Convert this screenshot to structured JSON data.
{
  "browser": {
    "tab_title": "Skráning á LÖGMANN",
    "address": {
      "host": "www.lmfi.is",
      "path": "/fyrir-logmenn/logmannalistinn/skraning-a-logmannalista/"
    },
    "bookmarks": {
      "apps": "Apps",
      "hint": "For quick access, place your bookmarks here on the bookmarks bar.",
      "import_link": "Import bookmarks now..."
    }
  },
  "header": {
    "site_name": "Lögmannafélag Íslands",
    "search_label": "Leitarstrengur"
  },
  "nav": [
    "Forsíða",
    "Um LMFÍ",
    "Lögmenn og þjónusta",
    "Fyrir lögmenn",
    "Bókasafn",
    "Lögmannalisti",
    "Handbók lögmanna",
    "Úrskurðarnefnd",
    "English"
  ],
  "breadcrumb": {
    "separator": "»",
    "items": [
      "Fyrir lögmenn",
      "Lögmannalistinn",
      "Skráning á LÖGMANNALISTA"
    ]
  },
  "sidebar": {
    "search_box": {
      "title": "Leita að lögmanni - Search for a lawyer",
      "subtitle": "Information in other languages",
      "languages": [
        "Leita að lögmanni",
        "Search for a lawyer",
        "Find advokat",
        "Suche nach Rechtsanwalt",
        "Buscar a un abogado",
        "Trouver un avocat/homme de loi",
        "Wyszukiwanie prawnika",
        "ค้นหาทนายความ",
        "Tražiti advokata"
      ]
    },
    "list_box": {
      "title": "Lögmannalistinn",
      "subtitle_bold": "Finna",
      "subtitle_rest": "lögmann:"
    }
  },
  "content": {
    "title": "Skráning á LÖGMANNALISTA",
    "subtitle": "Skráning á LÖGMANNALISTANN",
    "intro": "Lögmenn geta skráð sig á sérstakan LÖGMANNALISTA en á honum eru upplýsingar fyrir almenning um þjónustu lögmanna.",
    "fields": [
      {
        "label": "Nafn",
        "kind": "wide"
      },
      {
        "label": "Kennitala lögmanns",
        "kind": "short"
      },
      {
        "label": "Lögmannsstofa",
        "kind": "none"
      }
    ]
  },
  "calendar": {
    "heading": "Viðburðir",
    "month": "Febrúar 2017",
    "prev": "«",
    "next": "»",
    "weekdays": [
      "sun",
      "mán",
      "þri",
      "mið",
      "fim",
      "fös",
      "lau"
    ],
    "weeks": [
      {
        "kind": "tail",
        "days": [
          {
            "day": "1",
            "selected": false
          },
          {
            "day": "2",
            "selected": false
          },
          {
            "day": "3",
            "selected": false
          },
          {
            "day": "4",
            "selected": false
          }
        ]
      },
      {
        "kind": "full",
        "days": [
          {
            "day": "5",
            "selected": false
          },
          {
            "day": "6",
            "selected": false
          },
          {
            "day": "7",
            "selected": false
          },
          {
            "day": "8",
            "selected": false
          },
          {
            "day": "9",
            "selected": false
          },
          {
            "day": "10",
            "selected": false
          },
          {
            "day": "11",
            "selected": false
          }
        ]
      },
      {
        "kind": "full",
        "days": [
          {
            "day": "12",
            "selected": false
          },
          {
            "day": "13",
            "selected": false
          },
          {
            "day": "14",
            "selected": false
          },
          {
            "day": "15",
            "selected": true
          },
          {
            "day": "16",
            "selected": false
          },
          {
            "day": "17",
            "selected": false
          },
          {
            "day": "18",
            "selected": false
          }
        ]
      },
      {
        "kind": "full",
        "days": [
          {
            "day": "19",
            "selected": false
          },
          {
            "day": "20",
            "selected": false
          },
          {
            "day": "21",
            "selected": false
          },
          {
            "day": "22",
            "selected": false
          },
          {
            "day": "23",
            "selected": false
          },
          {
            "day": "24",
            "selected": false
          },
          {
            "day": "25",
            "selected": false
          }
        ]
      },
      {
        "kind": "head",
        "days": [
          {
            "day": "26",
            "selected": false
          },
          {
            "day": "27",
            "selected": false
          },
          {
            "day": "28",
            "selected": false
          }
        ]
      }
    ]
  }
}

What is needed: Write out the records above again, keeping each one identical to the original.

Task output:
Convert this screenshot to structured JSON data.
{
  "browser": {
    "tab_title": "Skráning á LÖGMANN",
    "address": {
      "host": "www.lmfi.is",
      "path": "/fyrir-logmenn/logmannalistinn/skraning-a-logmannalista/"
    },
    "bookmarks": {
      "apps": "Apps",
      "hint": "For quick access, place your bookmarks here on the bookmarks bar.",
      "import_link": "Import bookmarks now..."
    }
  },
  "header": {
    "site_name": "Lögmannafélag Íslands",
    "search_label": "Leitarstrengur"
  },
  "nav": [
    "Forsíða",
    "Um LMFÍ",
    "Lögmenn og þjónusta",
    "Fyrir lögmenn",
    "Bókasafn",
    "Lögmannalisti",
    "Handbók lögmanna",
    "Úrskurðarnefnd",
    "English"
  ],
  "breadcrumb": {
    "separator": "»",
    "items": [
      "Fyrir lögmenn",
      "Lögmannalistinn",
      "Skráning á LÖGMANNALISTA"
    ]
  },
  "sidebar": {
    "search_box": {
      "title": "Leita að lögmanni - Search for a lawyer",
      "subtitle": "Information in other languages",
      "languages": [
        "Leita að lögmanni",
        "Search for a lawyer",
        "Find advokat",
        "Suche nach Rechtsanwalt",
        "Buscar a un abogado",
        "Trouver un avocat/homme de loi",
        "Wyszukiwanie prawnika",
        "ค้นหาทนายความ",
        "Tražiti advokata"
      ]
    },
    "list_box": {
      "title": "Lögmannalistinn",
      "subtitle_bold": "Finna",
      "subtitle_rest": "lögmann:"
    }
  },
  "content": {
    "title": "Skráning á LÖGMANNALISTA",
    "subtitle": "Skráning á LÖGMANNALISTANN",
    "intro": "Lögmenn geta skráð sig á sérstakan LÖGMANNALISTA en á honum eru upplýsingar fyrir almenning um þjónustu lögmanna.",
    "fields": [
      {
        "label": "Nafn",
        "kind": "wide"
      },
      {
        "label": "Kennitala lögmanns",
        "kind": "short"
      },
      {
        "label": "Lögmannsstofa",
        "kind": "none"
      }
    ]
  },
  "calendar": {
    "heading": "Viðburðir",
    "month": "Febrúar 2017",
    "prev": "«",
    "next": "»",
    "weekdays": [
      "sun",
      "mán",
      "þri",
      "mið",
      "fim",
      "fös",
      "lau"
    ],
    "weeks": [
      {
        "kind": "tail",
        "days": [
          {
            "day": "1",
            "selected": false
          },
          {
            "day": "2",
            "selected": false
          },
          {
            "day": "3",
            "selected": false
          },
          {
            "day": "4",
            "selected": false
          }
        ]
      },
      {
        "kind": "full",
        "days": [
          {
            "day": "5",
            "selected": false
          },
          {
            "day": "6",
            "selected": false
          },
          {
            "day": "7",
            "selected": false
          },
          {
            "day": "8",
            "selected": false
          },
          {
            "day": "9",
            "selected": false
          },
          {
            "day": "10",
            "selected": false
          },
          {
            "day": "11",
            "selected": false
          }
        ]
      },
      {
        "kind": "full",
        "days": [
          {
            "day": "12",
            "selected": false
          },
          {
            "day": "13",
            "selected": false
          },
          {
            "day": "14",
            "selected": false
          },
          {
            "day": "15",
            "selected": true
          },
          {
            "day": "16",
            "selected": false
          },
          {
            "day": "17",
            "selected": false
          },
          {
            "day": "18",
            "selected": false
          }
        ]
      },
      {
        "kind": "full",
        "days": [
          {
            "day": "19",
            "selected": false
          },
          {
            "day": "20",
            "selected": false
          },
          {
            "day": "21",
            "selected": false
          },
          {
            "day": "22",
            "selected": false
          },
          {
            "day": "23",
            "selected": false
          },
          {
            "day": "24",
            "selected": false
          },
          {
            "day": "25",
            "selected": false
          }
        ]
      },
      {
        "kind": "head",
        "days": [
          {
            "day": "26",
            "selected": false
          },
          {
            "day": "27",
            "selected": false
          },
          {
            "day": "28",
            "selected": false
          }
        ]
      }
    ]
  }
}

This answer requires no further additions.